[RECORDS FOR PROCESSING start]
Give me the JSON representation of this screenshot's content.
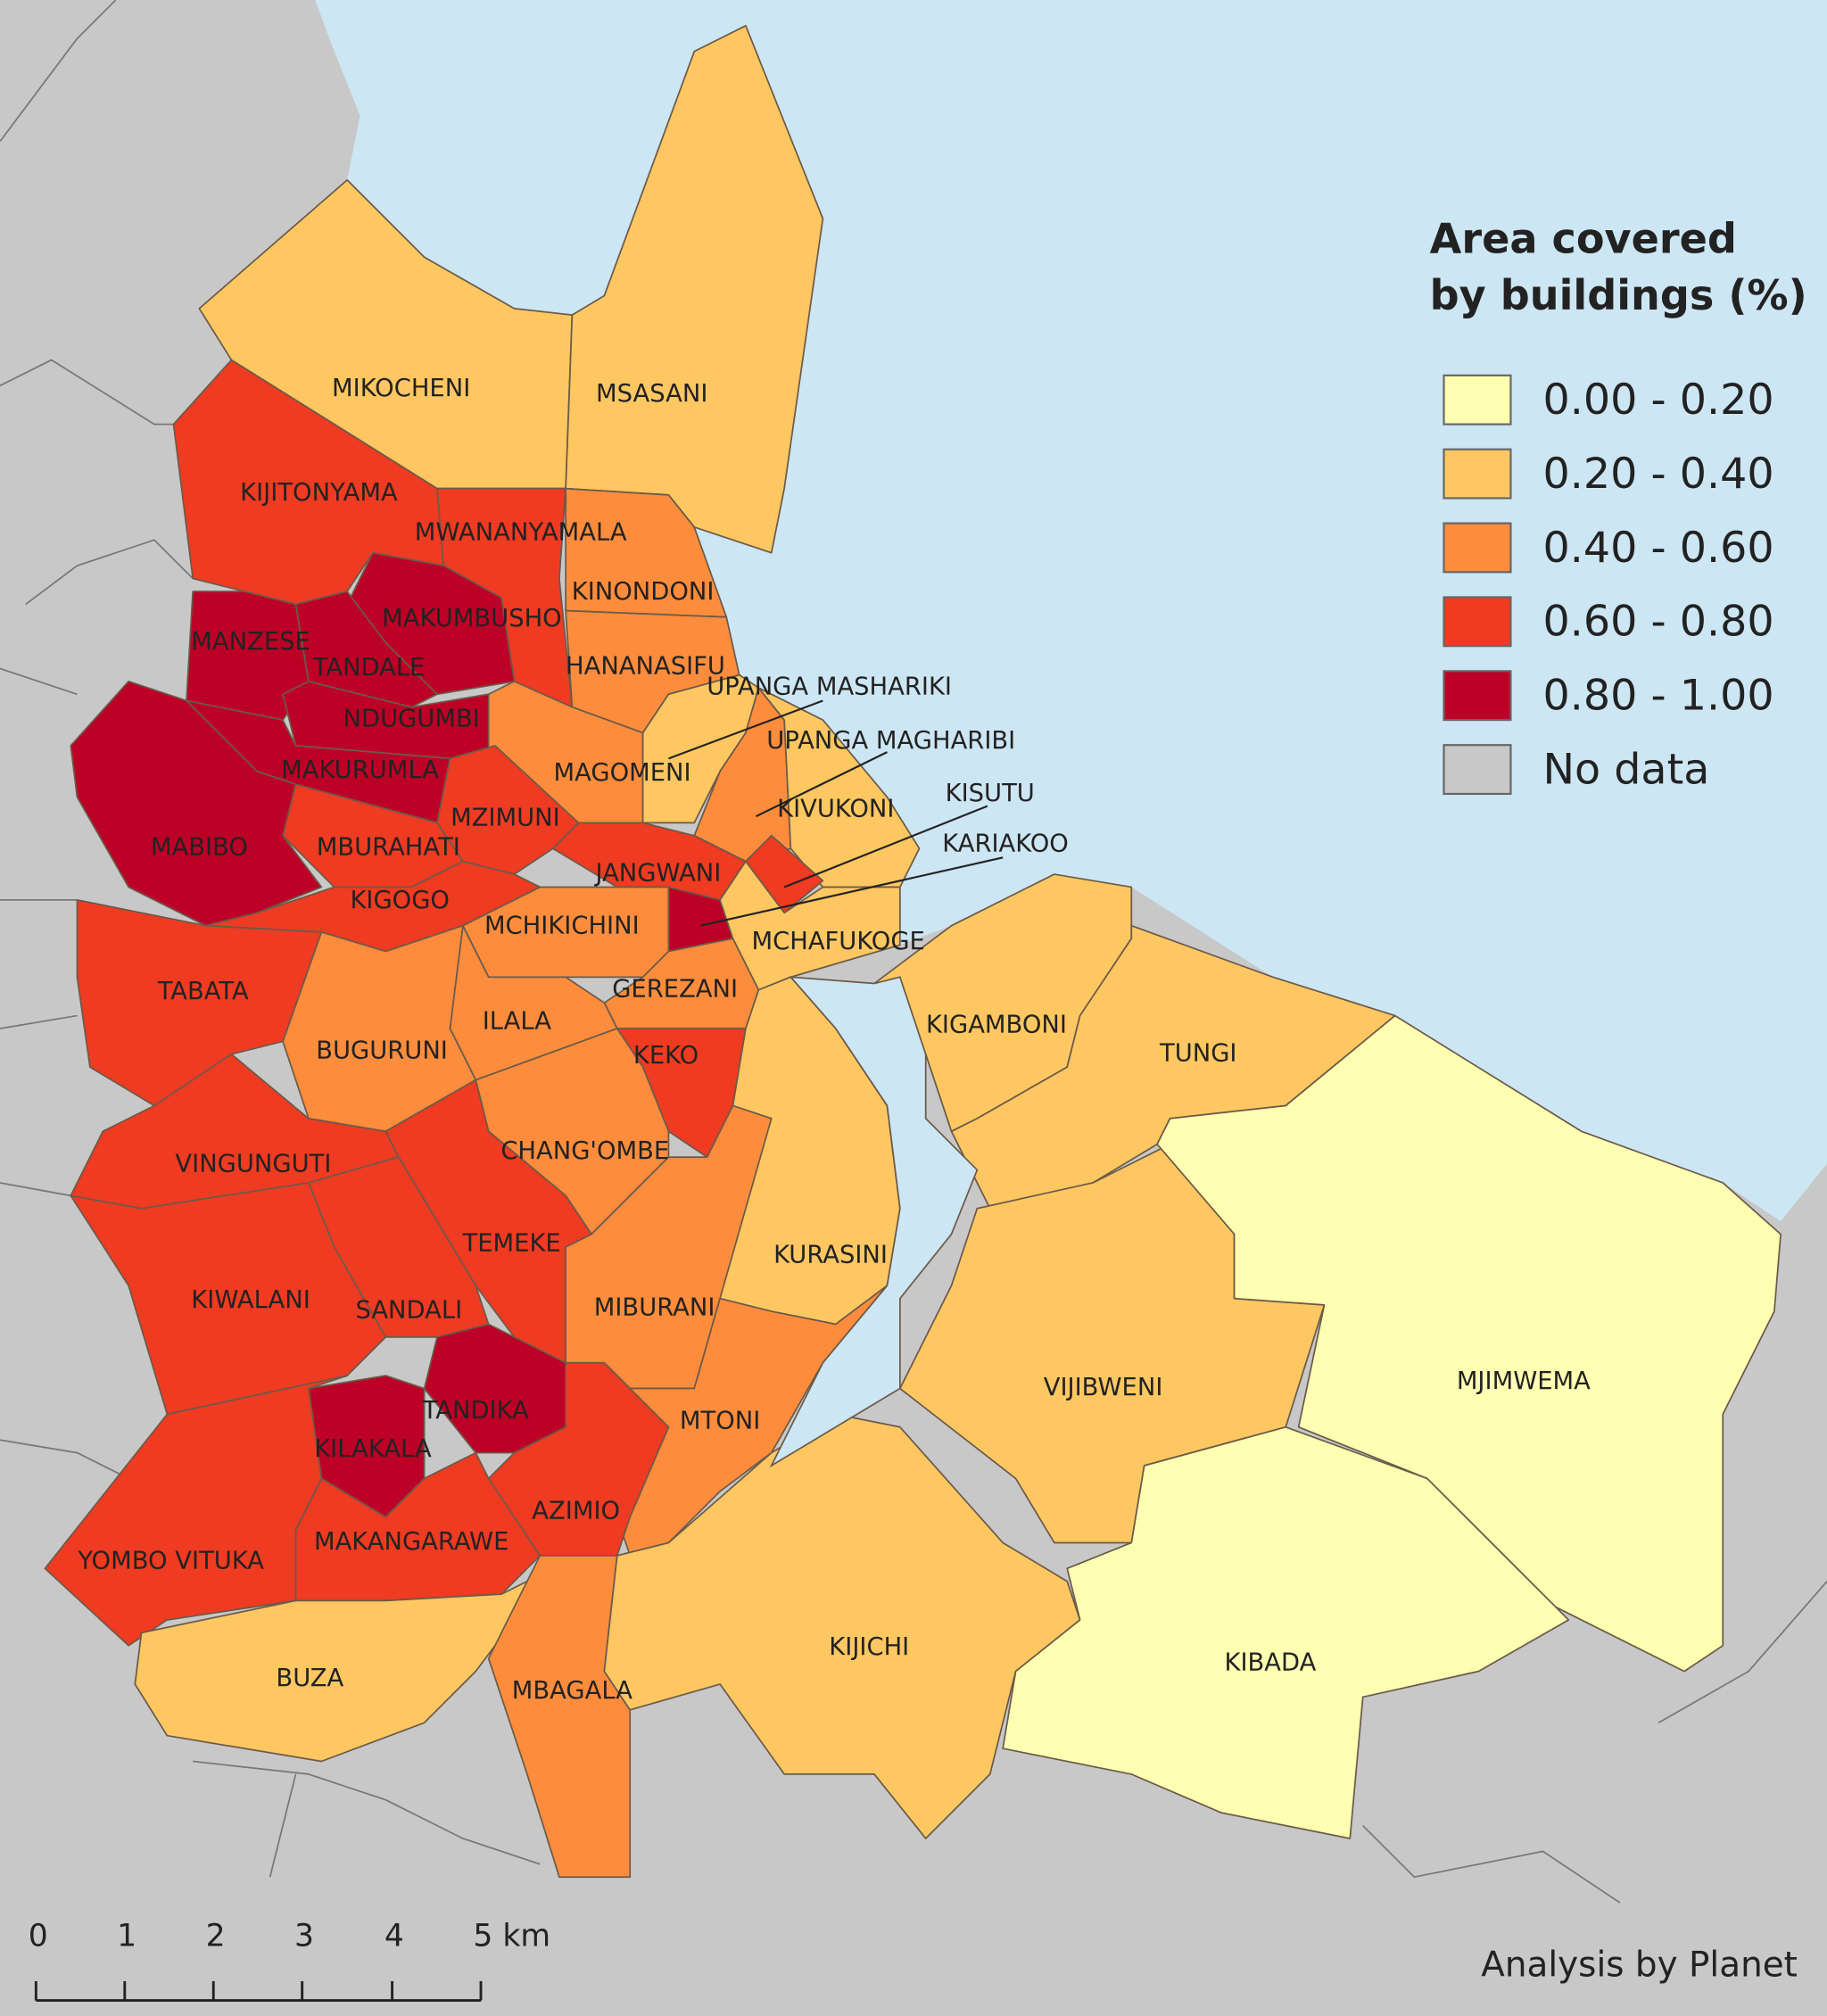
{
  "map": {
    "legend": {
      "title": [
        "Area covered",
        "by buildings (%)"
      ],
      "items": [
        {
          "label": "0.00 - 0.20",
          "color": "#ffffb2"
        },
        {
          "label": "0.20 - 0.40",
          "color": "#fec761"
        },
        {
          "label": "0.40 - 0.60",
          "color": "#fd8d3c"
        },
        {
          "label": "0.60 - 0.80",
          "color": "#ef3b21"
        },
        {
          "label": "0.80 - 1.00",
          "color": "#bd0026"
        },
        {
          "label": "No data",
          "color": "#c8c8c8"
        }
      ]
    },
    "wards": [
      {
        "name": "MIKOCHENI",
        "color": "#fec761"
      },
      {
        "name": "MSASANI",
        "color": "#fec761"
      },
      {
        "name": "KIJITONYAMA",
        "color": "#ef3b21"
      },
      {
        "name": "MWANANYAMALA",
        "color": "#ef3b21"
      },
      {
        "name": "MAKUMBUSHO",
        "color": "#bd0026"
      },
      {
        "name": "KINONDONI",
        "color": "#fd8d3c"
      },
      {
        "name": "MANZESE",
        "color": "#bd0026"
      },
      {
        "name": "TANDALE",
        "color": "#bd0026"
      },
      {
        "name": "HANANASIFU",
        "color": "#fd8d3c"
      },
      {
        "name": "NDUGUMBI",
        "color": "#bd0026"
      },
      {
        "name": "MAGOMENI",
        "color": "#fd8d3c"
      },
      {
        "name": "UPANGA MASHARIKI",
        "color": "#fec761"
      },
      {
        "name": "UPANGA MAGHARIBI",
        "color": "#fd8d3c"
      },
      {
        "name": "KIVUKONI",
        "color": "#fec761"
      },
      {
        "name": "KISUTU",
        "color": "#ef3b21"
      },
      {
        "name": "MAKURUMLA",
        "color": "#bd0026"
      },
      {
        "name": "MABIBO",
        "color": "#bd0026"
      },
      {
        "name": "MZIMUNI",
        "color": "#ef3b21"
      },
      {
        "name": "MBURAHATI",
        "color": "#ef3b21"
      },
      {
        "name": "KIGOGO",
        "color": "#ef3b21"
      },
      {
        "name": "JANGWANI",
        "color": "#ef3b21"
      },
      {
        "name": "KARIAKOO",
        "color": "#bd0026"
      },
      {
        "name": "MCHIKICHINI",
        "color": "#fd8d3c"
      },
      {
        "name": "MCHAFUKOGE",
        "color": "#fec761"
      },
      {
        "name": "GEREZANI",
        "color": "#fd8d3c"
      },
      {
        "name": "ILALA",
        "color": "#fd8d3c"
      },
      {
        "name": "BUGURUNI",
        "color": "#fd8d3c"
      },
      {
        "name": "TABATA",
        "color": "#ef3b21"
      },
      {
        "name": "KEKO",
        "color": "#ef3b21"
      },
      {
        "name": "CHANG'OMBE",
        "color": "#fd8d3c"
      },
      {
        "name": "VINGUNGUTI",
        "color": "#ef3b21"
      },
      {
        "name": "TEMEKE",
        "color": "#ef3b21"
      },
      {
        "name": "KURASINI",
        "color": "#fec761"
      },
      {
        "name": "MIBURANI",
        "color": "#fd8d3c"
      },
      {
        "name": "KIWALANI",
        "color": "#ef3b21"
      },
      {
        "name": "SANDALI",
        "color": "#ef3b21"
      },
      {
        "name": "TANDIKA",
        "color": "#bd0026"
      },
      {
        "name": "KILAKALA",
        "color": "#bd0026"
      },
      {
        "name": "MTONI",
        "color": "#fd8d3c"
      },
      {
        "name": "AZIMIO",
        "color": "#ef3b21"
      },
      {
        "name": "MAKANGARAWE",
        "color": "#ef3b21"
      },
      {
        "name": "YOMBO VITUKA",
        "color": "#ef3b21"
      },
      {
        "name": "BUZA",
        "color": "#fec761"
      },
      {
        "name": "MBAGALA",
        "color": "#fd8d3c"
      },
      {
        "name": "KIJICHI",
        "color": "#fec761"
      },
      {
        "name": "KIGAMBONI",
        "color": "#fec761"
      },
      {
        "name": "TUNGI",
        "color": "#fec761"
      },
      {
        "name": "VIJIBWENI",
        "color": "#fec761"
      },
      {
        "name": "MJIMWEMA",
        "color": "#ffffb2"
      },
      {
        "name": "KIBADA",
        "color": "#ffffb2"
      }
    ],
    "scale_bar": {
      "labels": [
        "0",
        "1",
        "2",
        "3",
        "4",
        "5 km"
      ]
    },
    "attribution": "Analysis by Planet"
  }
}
[RECORDS FOR PROCESSING end]
PROBLEM DETAILS:
Every entry must be transcribed exactly. Pictures do not belong in the copy.

RESULT:
Give me the JSON representation of this screenshot's content.
{
  "map": {
    "legend": {
      "title": [
        "Area covered",
        "by buildings (%)"
      ],
      "items": [
        {
          "label": "0.00 - 0.20",
          "color": "#ffffb2"
        },
        {
          "label": "0.20 - 0.40",
          "color": "#fec761"
        },
        {
          "label": "0.40 - 0.60",
          "color": "#fd8d3c"
        },
        {
          "label": "0.60 - 0.80",
          "color": "#ef3b21"
        },
        {
          "label": "0.80 - 1.00",
          "color": "#bd0026"
        },
        {
          "label": "No data",
          "color": "#c8c8c8"
        }
      ]
    },
    "wards": [
      {
        "name": "MIKOCHENI",
        "color": "#fec761"
      },
      {
        "name": "MSASANI",
        "color": "#fec761"
      },
      {
        "name": "KIJITONYAMA",
        "color": "#ef3b21"
      },
      {
        "name": "MWANANYAMALA",
        "color": "#ef3b21"
      },
      {
        "name": "MAKUMBUSHO",
        "color": "#bd0026"
      },
      {
        "name": "KINONDONI",
        "color": "#fd8d3c"
      },
      {
        "name": "MANZESE",
        "color": "#bd0026"
      },
      {
        "name": "TANDALE",
        "color": "#bd0026"
      },
      {
        "name": "HANANASIFU",
        "color": "#fd8d3c"
      },
      {
        "name": "NDUGUMBI",
        "color": "#bd0026"
      },
      {
        "name": "MAGOMENI",
        "color": "#fd8d3c"
      },
      {
        "name": "UPANGA MASHARIKI",
        "color": "#fec761"
      },
      {
        "name": "UPANGA MAGHARIBI",
        "color": "#fd8d3c"
      },
      {
        "name": "KIVUKONI",
        "color": "#fec761"
      },
      {
        "name": "KISUTU",
        "color": "#ef3b21"
      },
      {
        "name": "MAKURUMLA",
        "color": "#bd0026"
      },
      {
        "name": "MABIBO",
        "color": "#bd0026"
      },
      {
        "name": "MZIMUNI",
        "color": "#ef3b21"
      },
      {
        "name": "MBURAHATI",
        "color": "#ef3b21"
      },
      {
        "name": "KIGOGO",
        "color": "#ef3b21"
      },
      {
        "name": "JANGWANI",
        "color": "#ef3b21"
      },
      {
        "name": "KARIAKOO",
        "color": "#bd0026"
      },
      {
        "name": "MCHIKICHINI",
        "color": "#fd8d3c"
      },
      {
        "name": "MCHAFUKOGE",
        "color": "#fec761"
      },
      {
        "name": "GEREZANI",
        "color": "#fd8d3c"
      },
      {
        "name": "ILALA",
        "color": "#fd8d3c"
      },
      {
        "name": "BUGURUNI",
        "color": "#fd8d3c"
      },
      {
        "name": "TABATA",
        "color": "#ef3b21"
      },
      {
        "name": "KEKO",
        "color": "#ef3b21"
      },
      {
        "name": "CHANG'OMBE",
        "color": "#fd8d3c"
      },
      {
        "name": "VINGUNGUTI",
        "color": "#ef3b21"
      },
      {
        "name": "TEMEKE",
        "color": "#ef3b21"
      },
      {
        "name": "KURASINI",
        "color": "#fec761"
      },
      {
        "name": "MIBURANI",
        "color": "#fd8d3c"
      },
      {
        "name": "KIWALANI",
        "color": "#ef3b21"
      },
      {
        "name": "SANDALI",
        "color": "#ef3b21"
      },
      {
        "name": "TANDIKA",
        "color": "#bd0026"
      },
      {
        "name": "KILAKALA",
        "color": "#bd0026"
      },
      {
        "name": "MTONI",
        "color": "#fd8d3c"
      },
      {
        "name": "AZIMIO",
        "color": "#ef3b21"
      },
      {
        "name": "MAKANGARAWE",
        "color": "#ef3b21"
      },
      {
        "name": "YOMBO VITUKA",
        "color": "#ef3b21"
      },
      {
        "name": "BUZA",
        "color": "#fec761"
      },
      {
        "name": "MBAGALA",
        "color": "#fd8d3c"
      },
      {
        "name": "KIJICHI",
        "color": "#fec761"
      },
      {
        "name": "KIGAMBONI",
        "color": "#fec761"
      },
      {
        "name": "TUNGI",
        "color": "#fec761"
      },
      {
        "name": "VIJIBWENI",
        "color": "#fec761"
      },
      {
        "name": "MJIMWEMA",
        "color": "#ffffb2"
      },
      {
        "name": "KIBADA",
        "color": "#ffffb2"
      }
    ],
    "scale_bar": {
      "labels": [
        "0",
        "1",
        "2",
        "3",
        "4",
        "5 km"
      ]
    },
    "attribution": "Analysis by Planet"
  }
}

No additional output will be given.